**AIM**
Put each of the lines below into a JSON list of strings, one string per line, leaving out blank lines and the pictures.
------------------------------
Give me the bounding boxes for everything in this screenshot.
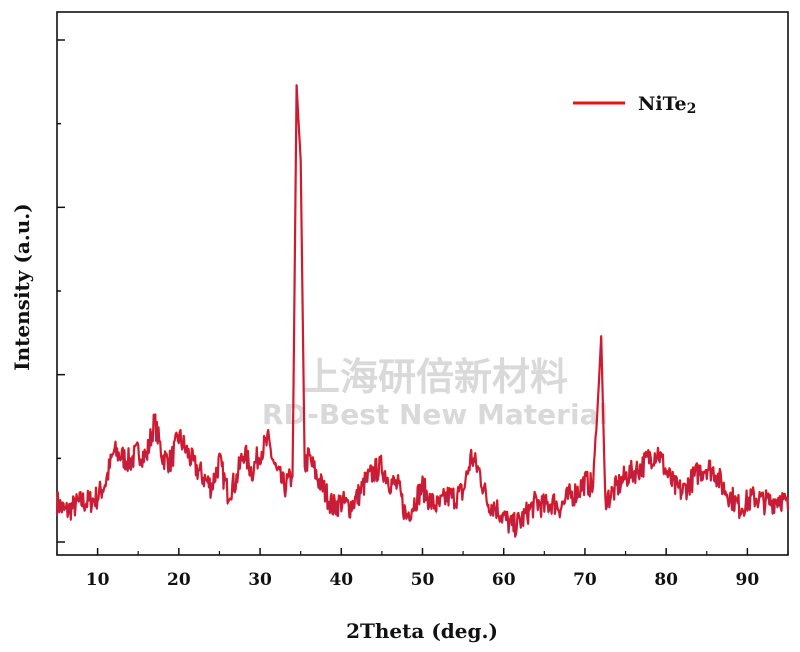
series-line-shadow <box>56 86 789 539</box>
legend: NiTe2 <box>573 93 696 117</box>
x-tick-label-30: 30 <box>248 570 272 590</box>
y-axis-ticks <box>57 39 65 543</box>
series-line-nite2 <box>55 84 790 538</box>
legend-label-main: NiTe <box>638 93 687 115</box>
x-axis-title: 2Theta (deg.) <box>346 619 498 643</box>
y-axis-title: Intensity (a.u.) <box>10 203 34 370</box>
watermark-english: RD-Best New Material <box>262 398 608 431</box>
x-tick-label-70: 70 <box>573 570 597 590</box>
x-tick-label-40: 40 <box>329 570 353 590</box>
x-axis-ticks <box>56 548 789 555</box>
watermark-chinese: 上海研倍新材料 <box>302 355 568 399</box>
x-axis-tick-labels: 10 20 30 40 50 60 70 80 90 <box>86 570 760 590</box>
x-tick-label-20: 20 <box>167 570 191 590</box>
x-tick-label-90: 90 <box>736 570 760 590</box>
legend-label-nite2: NiTe2 <box>638 93 696 117</box>
legend-label-subscript: 2 <box>687 101 697 117</box>
x-tick-label-50: 50 <box>411 570 435 590</box>
x-tick-label-80: 80 <box>654 570 678 590</box>
x-tick-label-60: 60 <box>492 570 516 590</box>
x-tick-label-10: 10 <box>86 570 110 590</box>
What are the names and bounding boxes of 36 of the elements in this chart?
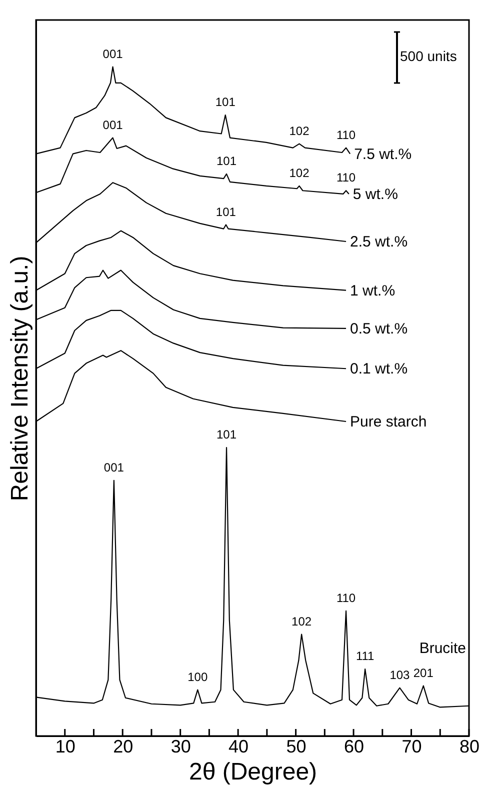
annotation: 101	[216, 204, 236, 219]
annotation: 102	[289, 124, 310, 138]
annotation: 103	[390, 668, 410, 682]
x-tick-label: 10	[55, 736, 76, 756]
series-label: 7.5 wt.%	[354, 146, 412, 163]
annotation: 001	[102, 46, 124, 61]
annotation: 111	[356, 649, 375, 664]
series-label: 2.5 wt.%	[350, 233, 408, 250]
text: 500 units	[400, 48, 457, 64]
x-tick-label: 40	[228, 736, 249, 756]
annotation: 001	[104, 460, 124, 474]
y-axis-title: Relative Intensity (a.u.)	[6, 256, 34, 502]
annotation: 102	[289, 166, 310, 180]
series-label: 5 wt.%	[352, 186, 398, 203]
series-label: Pure starch	[350, 413, 427, 430]
annotation: 110	[336, 128, 356, 142]
x-tick-label: 70	[402, 736, 422, 756]
annotation: 110	[336, 170, 356, 185]
series-label: 0.1 wt.%	[350, 360, 408, 378]
annotation: 101	[216, 154, 237, 168]
x-tick-label: 60	[344, 736, 364, 756]
annotation: 001	[102, 118, 124, 132]
x-tick-label: 20	[113, 736, 134, 756]
annotation: 101	[216, 428, 237, 442]
annotation: 102	[292, 614, 312, 628]
x-tick-label: 50	[286, 736, 306, 756]
series-label: 0.5 wt.%	[350, 320, 408, 338]
series-label: Brucite	[419, 640, 466, 657]
x-tick-label: 80	[459, 736, 480, 756]
series-label: 1 wt.%	[350, 282, 396, 300]
annotation: 100	[188, 670, 208, 684]
x-axis-title: 2θ (Degree)	[188, 758, 318, 786]
annotation: 101	[215, 95, 236, 110]
annotation: 201	[413, 666, 434, 680]
annotation: 110	[336, 590, 356, 605]
x-tick-label: 30	[170, 736, 191, 756]
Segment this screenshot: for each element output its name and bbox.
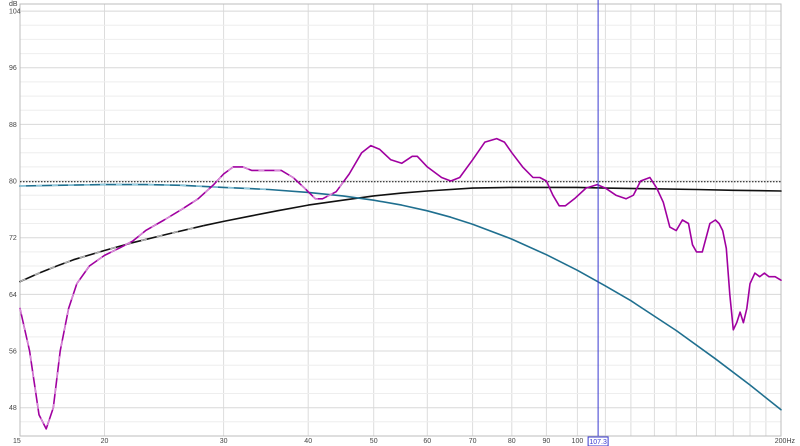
series-line-target-rolloff-highlight (19, 184, 269, 191)
x-tick-label: 60 (423, 438, 431, 445)
y-tick-label: 96 (9, 65, 17, 72)
y-tick-label: 48 (9, 405, 17, 412)
x-tick-label: 70 (469, 438, 477, 445)
x-tick-label: 20 (101, 438, 109, 445)
y-tick-label: 104 (9, 9, 21, 16)
y-tick-label: 64 (9, 292, 17, 299)
frequency-cursor-label[interactable]: 107.3 (589, 439, 607, 446)
labels-layer: dB 104 96 88 80 72 64 56 48 15 20 30 40 50 60 70 80 90 10… (9, 1, 796, 445)
x-tick-label: 50 (370, 438, 378, 445)
grid-layer (19, 3, 782, 437)
x-tick-label: 40 (304, 438, 312, 445)
y-tick-label: 56 (9, 349, 17, 356)
series-line-measurement-highlight (19, 166, 350, 431)
cursor-layer[interactable]: 107.3 (587, 0, 609, 446)
plot-frame (19, 3, 782, 437)
frequency-cursor-label-box[interactable] (587, 436, 609, 446)
x-tick-label: 30 (220, 438, 228, 445)
y-tick-label: 72 (9, 235, 17, 242)
series-layer (19, 137, 782, 431)
y-tick-label: 88 (9, 122, 17, 129)
series-line-target-highpass-highlight (19, 225, 204, 283)
y-tick-label: 80 (9, 179, 17, 186)
x-tick-label: 200Hz (775, 438, 796, 445)
y-unit-label: dB (9, 1, 18, 8)
x-tick-label: 15 (13, 438, 21, 445)
series-line-measurement (19, 137, 782, 430)
x-tick-label: 80 (508, 438, 516, 445)
x-tick-label: 100 (572, 438, 584, 445)
series-line-target-highpass (19, 186, 782, 283)
x-tick-label: 90 (543, 438, 551, 445)
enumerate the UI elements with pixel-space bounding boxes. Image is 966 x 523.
------------------------------
**RESPONSE TO THIS EXERCISE**
[
  "Give me the bounding boxes for everything in this screenshot.",
  "series-line-shadow <box>56 86 789 539</box>",
  "legend: NiTe2 <box>573 93 696 117</box>",
  "x-tick-label-30: 30 <box>248 570 272 590</box>",
  "y-axis-ticks <box>57 39 65 543</box>",
  "series-line-nite2 <box>55 84 790 538</box>",
  "legend-label-main: NiTe <box>638 93 687 115</box>",
  "x-axis-title: 2Theta (deg.) <box>346 619 498 643</box>",
  "y-axis-title: Intensity (a.u.) <box>10 203 34 370</box>",
  "watermark-english: RD-Best New Material <box>262 398 608 431</box>",
  "x-tick-label-70: 70 <box>573 570 597 590</box>",
  "x-tick-label-40: 40 <box>329 570 353 590</box>",
  "x-axis-ticks <box>56 548 789 555</box>",
  "watermark-chinese: 上海研倍新材料 <box>302 355 568 399</box>",
  "x-axis-tick-labels: 10 20 30 40 50 60 70 80 90 <box>86 570 760 590</box>",
  "x-tick-label-20: 20 <box>167 570 191 590</box>",
  "x-tick-label-90: 90 <box>736 570 760 590</box>",
  "legend-label-nite2: NiTe2 <box>638 93 696 117</box>",
  "legend-label-subscript: 2 <box>687 101 697 117</box>",
  "x-tick-label-50: 50 <box>411 570 435 590</box>",
  "x-tick-label-80: 80 <box>654 570 678 590</box>",
  "x-tick-label-60: 60 <box>492 570 516 590</box>",
  "x-tick-label-10: 10 <box>86 570 110 590</box>",
  "What are the names and bounding boxes of 36 of the elements in this chart?",
  "annotation: 101\t[216, 204, 236, 219]",
  "annotation: 102\t[289, 124, 310, 138]",
  "annotation: 103\t[390, 668, 410, 682]",
  "x-tick-label: 10\t[55, 736, 76, 756]",
  "series-label: 7.5 wt.%\t[354, 146, 412, 163]",
  "annotation: 001\t[102, 46, 124, 61]",
  "annotation: 111\t[356, 649, 375, 664]",
  "series-label: 2.5 wt.%\t[350, 233, 408, 250]",
  "text: 500 units\t[400, 48, 457, 64]",
  "x-tick-label: 40\t[228, 736, 249, 756]",
  "annotation: 001\t[104, 460, 124, 474]",
  "y-axis-title: Relative Intensity (a.u.)\t[6, 256, 34, 502]",
  "annotation: 102\t[289, 166, 310, 180]",
  "series-label: 5 wt.%\t[352, 186, 398, 203]",
  "series-label: Pure starch\t[350, 413, 427, 430]",
  "annotation: 110\t[336, 128, 356, 142]",
  "x-tick-label: 70\t[402, 736, 422, 756]",
  "annotation: 110\t[336, 170, 356, 185]",
  "series-label: 0.1 wt.%\t[350, 360, 408, 378]",
  "annotation: 101\t[216, 154, 237, 168]",
  "x-tick-label: 60\t[344, 736, 364, 756]",
  "annotation: 001\t[102, 118, 124, 132]",
  "x-tick-label: 20\t[113, 736, 134, 756]",
  "annotation: 101\t[216, 428, 237, 442]",
  "annotation: 102\t[292, 614, 312, 628]",
  "x-tick-label: 50\t[286, 736, 306, 756]",
  "series-label: 0.5 wt.%\t[350, 320, 408, 338]",
  "series-label: Brucite\t[419, 640, 466, 657]",
  "x-tick-label: 80\t[459, 736, 480, 756]",
  "series-label: 1 wt.%\t[350, 282, 396, 300]",
  "annotation: 100\t[188, 670, 208, 684]",
  "x-axis-title: 2θ (Degree)\t[188, 758, 318, 786]",
  "annotation: 101\t[215, 95, 236, 110]",
  "annotation: 201\t[413, 666, 434, 680]",
  "annotation: 110\t[336, 590, 356, 605]",
  "x-tick-label: 30\t[170, 736, 191, 756]",
  "Segment this screenshot: for each element output its name and bbox.",
  "series-line-target-rolloff-highlight (19, 184, 269, 191)",
  "x-tick-label: 60 (423, 438, 431, 445)",
  "y-tick-label: 96 (9, 65, 17, 72)",
  "y-tick-label: 48 (9, 405, 17, 412)",
  "x-tick-label: 70 (469, 438, 477, 445)",
  "x-tick-label: 20 (101, 438, 109, 445)",
  "y-tick-label: 104 (9, 9, 21, 16)",
  "y-tick-label: 64 (9, 292, 17, 299)",
  "frequency-cursor-label[interactable]: 107.3 (589, 439, 607, 446)",
  "labels-layer: dB 104 96 88 80 72 64 56 48 15 20 30 40 50 60 70 80 90 10… (9, 1, 796, 445)",
  "x-tick-label: 50 (370, 438, 378, 445)",
  "grid-layer (19, 3, 782, 437)",
  "x-tick-label: 40 (304, 438, 312, 445)",
  "y-tick-label: 56 (9, 349, 17, 356)",
  "series-line-measurement-highlight (19, 166, 350, 431)",
  "cursor-layer[interactable]: 107.3 (587, 0, 609, 446)",
  "plot-frame (19, 3, 782, 437)",
  "frequency-cursor-label-box[interactable] (587, 436, 609, 446)",
  "x-tick-label: 30 (220, 438, 228, 445)",
  "y-tick-label: 72 (9, 235, 17, 242)",
  "series-layer (19, 137, 782, 431)",
  "y-tick-label: 88 (9, 122, 17, 129)",
  "series-line-target-highpass-highlight (19, 225, 204, 283)",
  "y-tick-label: 80 (9, 179, 17, 186)",
  "x-tick-label: 200Hz (775, 438, 796, 445)",
  "y-unit-label: dB (9, 1, 18, 8)",
  "x-tick-label: 15 (13, 438, 21, 445)",
  "series-line-measurement (19, 137, 782, 430)",
  "x-tick-label: 80 (508, 438, 516, 445)",
  "x-tick-label: 100 (572, 438, 584, 445)",
  "series-line-target-highpass (19, 186, 782, 283)",
  "x-tick-label: 90 (543, 438, 551, 445)",
  "enumerate the UI elements with pixel-space bounding boxes. Image is 966 x 523."
]